What is being asked
Please print every record below exactly as written, leaving out the pictures.

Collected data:
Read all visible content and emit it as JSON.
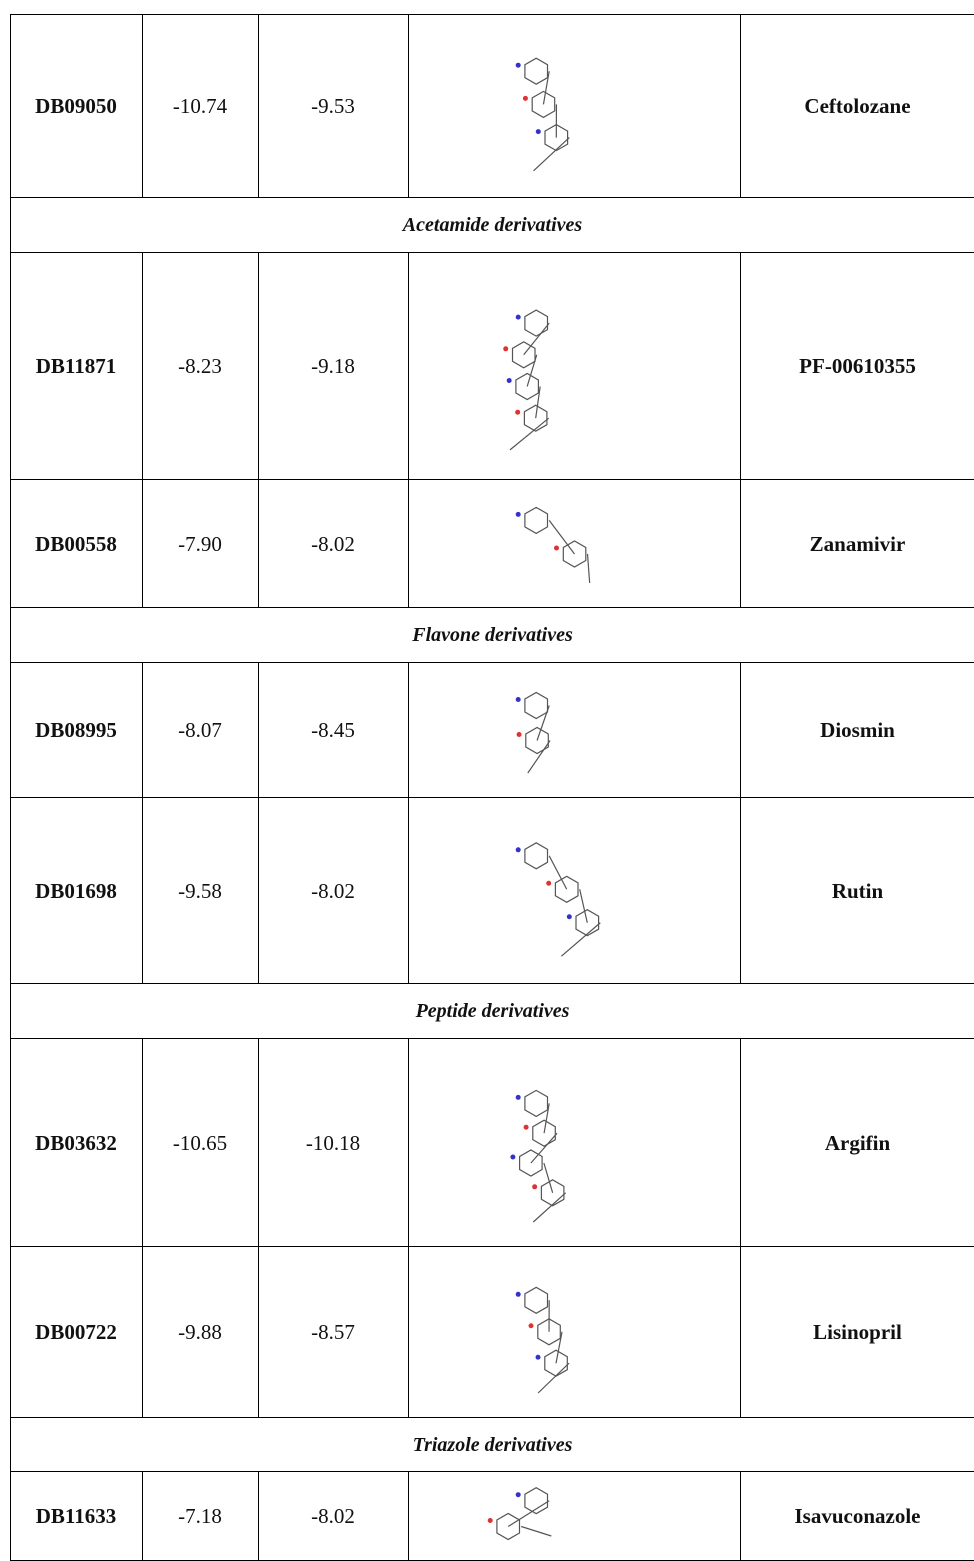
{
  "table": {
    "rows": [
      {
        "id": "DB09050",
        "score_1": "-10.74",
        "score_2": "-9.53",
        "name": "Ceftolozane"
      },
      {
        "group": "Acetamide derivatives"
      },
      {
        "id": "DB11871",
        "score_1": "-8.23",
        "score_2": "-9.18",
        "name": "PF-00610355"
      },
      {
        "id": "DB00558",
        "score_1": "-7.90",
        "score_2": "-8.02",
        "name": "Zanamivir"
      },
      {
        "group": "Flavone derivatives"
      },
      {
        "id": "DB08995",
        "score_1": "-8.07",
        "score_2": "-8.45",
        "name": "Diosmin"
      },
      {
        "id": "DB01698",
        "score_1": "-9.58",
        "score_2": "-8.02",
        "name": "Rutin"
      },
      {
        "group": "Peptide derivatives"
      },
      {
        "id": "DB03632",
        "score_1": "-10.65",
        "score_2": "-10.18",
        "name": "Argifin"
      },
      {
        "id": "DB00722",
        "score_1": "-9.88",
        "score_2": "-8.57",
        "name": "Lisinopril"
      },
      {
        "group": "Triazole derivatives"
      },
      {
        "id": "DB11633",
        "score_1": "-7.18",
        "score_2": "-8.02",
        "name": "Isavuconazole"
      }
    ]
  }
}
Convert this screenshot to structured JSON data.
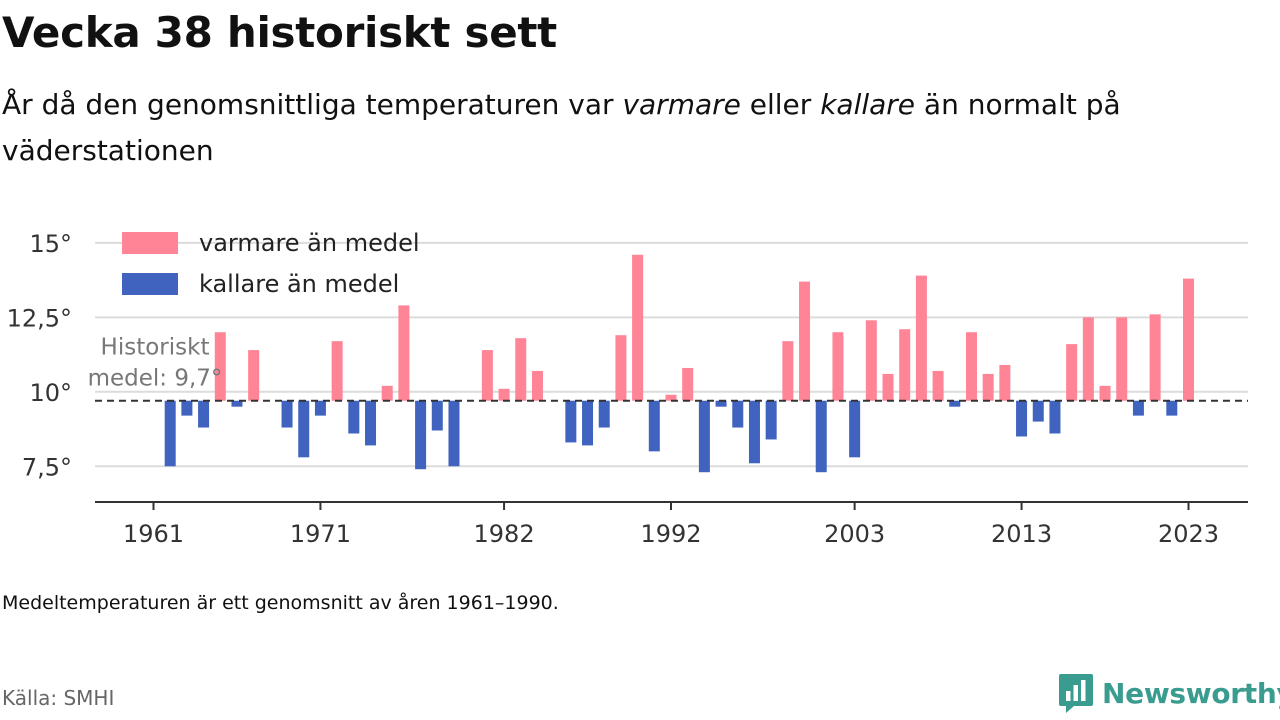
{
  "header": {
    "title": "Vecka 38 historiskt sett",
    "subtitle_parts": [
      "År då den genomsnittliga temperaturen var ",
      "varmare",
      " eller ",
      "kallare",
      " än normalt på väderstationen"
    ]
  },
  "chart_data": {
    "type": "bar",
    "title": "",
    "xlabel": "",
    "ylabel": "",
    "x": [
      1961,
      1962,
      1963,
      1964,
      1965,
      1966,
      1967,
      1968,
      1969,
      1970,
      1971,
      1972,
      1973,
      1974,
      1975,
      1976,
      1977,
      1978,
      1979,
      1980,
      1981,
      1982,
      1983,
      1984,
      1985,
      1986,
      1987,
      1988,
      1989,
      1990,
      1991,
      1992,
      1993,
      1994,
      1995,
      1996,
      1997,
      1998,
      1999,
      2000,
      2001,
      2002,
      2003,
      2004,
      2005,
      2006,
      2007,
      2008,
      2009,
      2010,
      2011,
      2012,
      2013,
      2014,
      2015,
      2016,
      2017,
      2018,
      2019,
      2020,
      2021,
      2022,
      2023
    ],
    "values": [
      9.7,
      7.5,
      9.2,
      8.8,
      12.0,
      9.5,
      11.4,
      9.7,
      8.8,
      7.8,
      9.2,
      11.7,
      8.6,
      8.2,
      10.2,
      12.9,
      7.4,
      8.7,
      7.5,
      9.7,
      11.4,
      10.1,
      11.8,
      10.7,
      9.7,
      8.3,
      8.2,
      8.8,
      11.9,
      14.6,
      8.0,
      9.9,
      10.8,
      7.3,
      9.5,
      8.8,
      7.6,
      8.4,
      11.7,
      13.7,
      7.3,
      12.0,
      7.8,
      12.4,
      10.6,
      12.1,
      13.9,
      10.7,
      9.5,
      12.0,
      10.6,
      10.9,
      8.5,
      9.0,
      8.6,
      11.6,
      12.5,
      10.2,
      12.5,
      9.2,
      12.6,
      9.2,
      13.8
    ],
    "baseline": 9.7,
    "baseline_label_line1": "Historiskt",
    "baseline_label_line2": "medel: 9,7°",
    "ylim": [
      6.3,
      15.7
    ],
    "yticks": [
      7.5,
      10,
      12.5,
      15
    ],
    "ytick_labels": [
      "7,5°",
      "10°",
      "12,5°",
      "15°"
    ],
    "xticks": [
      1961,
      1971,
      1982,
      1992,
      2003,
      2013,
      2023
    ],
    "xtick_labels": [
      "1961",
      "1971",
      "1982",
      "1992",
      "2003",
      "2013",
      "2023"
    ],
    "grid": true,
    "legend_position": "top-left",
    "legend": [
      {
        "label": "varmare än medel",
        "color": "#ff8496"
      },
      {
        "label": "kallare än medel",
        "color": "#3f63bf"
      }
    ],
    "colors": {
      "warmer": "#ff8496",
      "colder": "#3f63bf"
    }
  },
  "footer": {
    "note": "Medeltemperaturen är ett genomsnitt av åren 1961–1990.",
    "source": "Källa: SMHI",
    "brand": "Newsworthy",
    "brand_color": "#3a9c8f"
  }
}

Result
Read all visible content and emit it as JSON.
{
  "table": {
    "rows": [
      {
        "id": "DB09050",
        "score_1": "-10.74",
        "score_2": "-9.53",
        "name": "Ceftolozane"
      },
      {
        "group": "Acetamide derivatives"
      },
      {
        "id": "DB11871",
        "score_1": "-8.23",
        "score_2": "-9.18",
        "name": "PF-00610355"
      },
      {
        "id": "DB00558",
        "score_1": "-7.90",
        "score_2": "-8.02",
        "name": "Zanamivir"
      },
      {
        "group": "Flavone derivatives"
      },
      {
        "id": "DB08995",
        "score_1": "-8.07",
        "score_2": "-8.45",
        "name": "Diosmin"
      },
      {
        "id": "DB01698",
        "score_1": "-9.58",
        "score_2": "-8.02",
        "name": "Rutin"
      },
      {
        "group": "Peptide derivatives"
      },
      {
        "id": "DB03632",
        "score_1": "-10.65",
        "score_2": "-10.18",
        "name": "Argifin"
      },
      {
        "id": "DB00722",
        "score_1": "-9.88",
        "score_2": "-8.57",
        "name": "Lisinopril"
      },
      {
        "group": "Triazole derivatives"
      },
      {
        "id": "DB11633",
        "score_1": "-7.18",
        "score_2": "-8.02",
        "name": "Isavuconazole"
      }
    ]
  }
}
Convert this screenshot to structured JSON data.
{
  "header": {
    "title": "Vecka 38 historiskt sett",
    "subtitle_parts": [
      "År då den genomsnittliga temperaturen var ",
      "varmare",
      " eller ",
      "kallare",
      " än normalt på väderstationen"
    ]
  },
  "chart_data": {
    "type": "bar",
    "title": "",
    "xlabel": "",
    "ylabel": "",
    "x": [
      1961,
      1962,
      1963,
      1964,
      1965,
      1966,
      1967,
      1968,
      1969,
      1970,
      1971,
      1972,
      1973,
      1974,
      1975,
      1976,
      1977,
      1978,
      1979,
      1980,
      1981,
      1982,
      1983,
      1984,
      1985,
      1986,
      1987,
      1988,
      1989,
      1990,
      1991,
      1992,
      1993,
      1994,
      1995,
      1996,
      1997,
      1998,
      1999,
      2000,
      2001,
      2002,
      2003,
      2004,
      2005,
      2006,
      2007,
      2008,
      2009,
      2010,
      2011,
      2012,
      2013,
      2014,
      2015,
      2016,
      2017,
      2018,
      2019,
      2020,
      2021,
      2022,
      2023
    ],
    "values": [
      9.7,
      7.5,
      9.2,
      8.8,
      12.0,
      9.5,
      11.4,
      9.7,
      8.8,
      7.8,
      9.2,
      11.7,
      8.6,
      8.2,
      10.2,
      12.9,
      7.4,
      8.7,
      7.5,
      9.7,
      11.4,
      10.1,
      11.8,
      10.7,
      9.7,
      8.3,
      8.2,
      8.8,
      11.9,
      14.6,
      8.0,
      9.9,
      10.8,
      7.3,
      9.5,
      8.8,
      7.6,
      8.4,
      11.7,
      13.7,
      7.3,
      12.0,
      7.8,
      12.4,
      10.6,
      12.1,
      13.9,
      10.7,
      9.5,
      12.0,
      10.6,
      10.9,
      8.5,
      9.0,
      8.6,
      11.6,
      12.5,
      10.2,
      12.5,
      9.2,
      12.6,
      9.2,
      13.8
    ],
    "baseline": 9.7,
    "baseline_label_line1": "Historiskt",
    "baseline_label_line2": "medel: 9,7°",
    "ylim": [
      6.3,
      15.7
    ],
    "yticks": [
      7.5,
      10,
      12.5,
      15
    ],
    "ytick_labels": [
      "7,5°",
      "10°",
      "12,5°",
      "15°"
    ],
    "xticks": [
      1961,
      1971,
      1982,
      1992,
      2003,
      2013,
      2023
    ],
    "xtick_labels": [
      "1961",
      "1971",
      "1982",
      "1992",
      "2003",
      "2013",
      "2023"
    ],
    "grid": true,
    "legend_position": "top-left",
    "legend": [
      {
        "label": "varmare än medel",
        "color": "#ff8496"
      },
      {
        "label": "kallare än medel",
        "color": "#3f63bf"
      }
    ],
    "colors": {
      "warmer": "#ff8496",
      "colder": "#3f63bf"
    }
  },
  "footer": {
    "note": "Medeltemperaturen är ett genomsnitt av åren 1961–1990.",
    "source": "Källa: SMHI",
    "brand": "Newsworthy",
    "brand_color": "#3a9c8f"
  }
}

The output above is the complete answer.